■ **TASK STATEMENT**
Copy each line of the data below exactly, leaving out pictures.

■ **INPUT FOR THIS TASK**
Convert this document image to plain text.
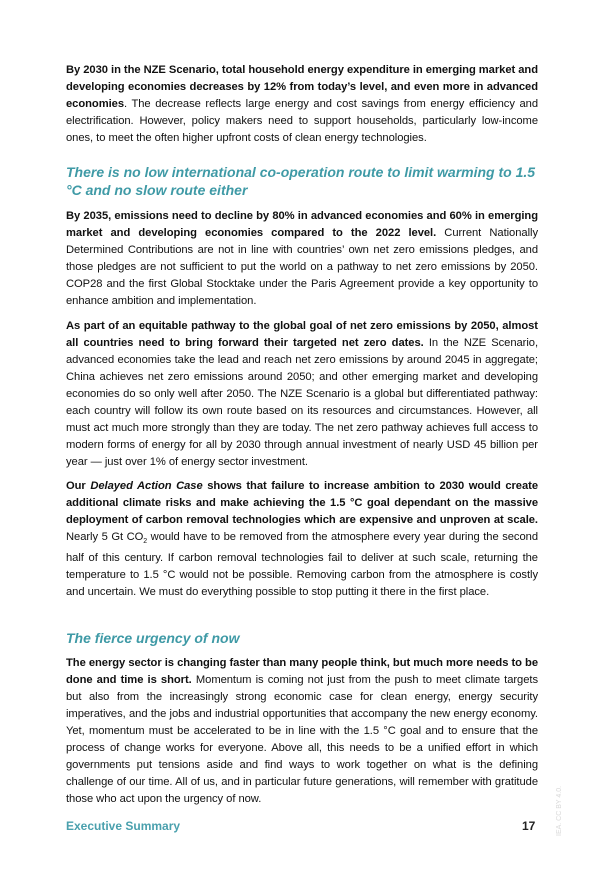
By 2030 in the NZE Scenario, total household energy expenditure in emerging market and developing economies decreases by 12% from today’s level, and even more in advanced economies. The decrease reflects large energy and cost savings from energy efficiency and electrification. However, policy makers need to support households, particularly low-income ones, to meet the often higher upfront costs of clean energy technologies.

There is no low international co-operation route to limit warming to 1.5 °C and no slow route either

By 2035, emissions need to decline by 80% in advanced economies and 60% in emerging market and developing economies compared to the 2022 level. Current Nationally Determined Contributions are not in line with countries’ own net zero emissions pledges, and those pledges are not sufficient to put the world on a pathway to net zero emissions by 2050. COP28 and the first Global Stocktake under the Paris Agreement provide a key opportunity to enhance ambition and implementation.

As part of an equitable pathway to the global goal of net zero emissions by 2050, almost all countries need to bring forward their targeted net zero dates. In the NZE Scenario, advanced economies take the lead and reach net zero emissions by around 2045 in aggregate; China achieves net zero emissions around 2050; and other emerging market and developing economies do so only well after 2050. The NZE Scenario is a global but differentiated pathway: each country will follow its own route based on its resources and circumstances. However, all must act much more strongly than they are today. The net zero pathway achieves full access to modern forms of energy for all by 2030 through annual investment of nearly USD 45 billion per year — just over 1% of energy sector investment.

Our Delayed Action Case shows that failure to increase ambition to 2030 would create additional climate risks and make achieving the 1.5 °C goal dependant on the massive deployment of carbon removal technologies which are expensive and unproven at scale. Nearly 5 Gt $CO_2$ would have to be removed from the atmosphere every year during the second half of this century. If carbon removal technologies fail to deliver at such scale, returning the temperature to 1.5 °C would not be possible. Removing carbon from the atmosphere is costly and uncertain. We must do everything possible to stop putting it there in the first place.

The fierce urgency of now

The energy sector is changing faster than many people think, but much more needs to be done and time is short. Momentum is coming not just from the push to meet climate targets but also from the increasingly strong economic case for clean energy, energy security imperatives, and the jobs and industrial opportunities that accompany the new energy economy. Yet, momentum must be accelerated to be in line with the 1.5 °C goal and to ensure that the process of change works for everyone. Above all, this needs to be a unified effort in which governments put tensions aside and find ways to work together on what is the defining challenge of our time. All of us, and in particular future generations, will remember with gratitude those who act upon the urgency of now.

Executive Summary	17	IEA. CC BY 4.0.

■ **REPLY**
Convert this document image to plain text.
By 2030 in the NZE Scenario, total household energy expenditure in emerging market and developing economies decreases by 12% from today’s level, and even more in advanced economies. The decrease reflects large energy and cost savings from energy efficiency and electrification. However, policy makers need to support households, particularly low-income ones, to meet the often higher upfront costs of clean energy technologies.

There is no low international co-operation route to limit warming to 1.5 °C and no slow route either

By 2035, emissions need to decline by 80% in advanced economies and 60% in emerging market and developing economies compared to the 2022 level. Current Nationally Determined Contributions are not in line with countries’ own net zero emissions pledges, and those pledges are not sufficient to put the world on a pathway to net zero emissions by 2050. COP28 and the first Global Stocktake under the Paris Agreement provide a key opportunity to enhance ambition and implementation.

As part of an equitable pathway to the global goal of net zero emissions by 2050, almost all countries need to bring forward their targeted net zero dates. In the NZE Scenario, advanced economies take the lead and reach net zero emissions by around 2045 in aggregate; China achieves net zero emissions around 2050; and other emerging market and developing economies do so only well after 2050. The NZE Scenario is a global but differentiated pathway: each country will follow its own route based on its resources and circumstances. However, all must act much more strongly than they are today. The net zero pathway achieves full access to modern forms of energy for all by 2030 through annual investment of nearly USD 45 billion per year — just over 1% of energy sector investment.

Our Delayed Action Case shows that failure to increase ambition to 2030 would create additional climate risks and make achieving the 1.5 °C goal dependant on the massive deployment of carbon removal technologies which are expensive and unproven at scale. Nearly 5 Gt $CO_2$ would have to be removed from the atmosphere every year during the second half of this century. If carbon removal technologies fail to deliver at such scale, returning the temperature to 1.5 °C would not be possible. Removing carbon from the atmosphere is costly and uncertain. We must do everything possible to stop putting it there in the first place.

The fierce urgency of now

The energy sector is changing faster than many people think, but much more needs to be done and time is short. Momentum is coming not just from the push to meet climate targets but also from the increasingly strong economic case for clean energy, energy security imperatives, and the jobs and industrial opportunities that accompany the new energy economy. Yet, momentum must be accelerated to be in line with the 1.5 °C goal and to ensure that the process of change works for everyone. Above all, this needs to be a unified effort in which governments put tensions aside and find ways to work together on what is the defining challenge of our time. All of us, and in particular future generations, will remember with gratitude those who act upon the urgency of now.

Executive Summary	17	IEA. CC BY 4.0.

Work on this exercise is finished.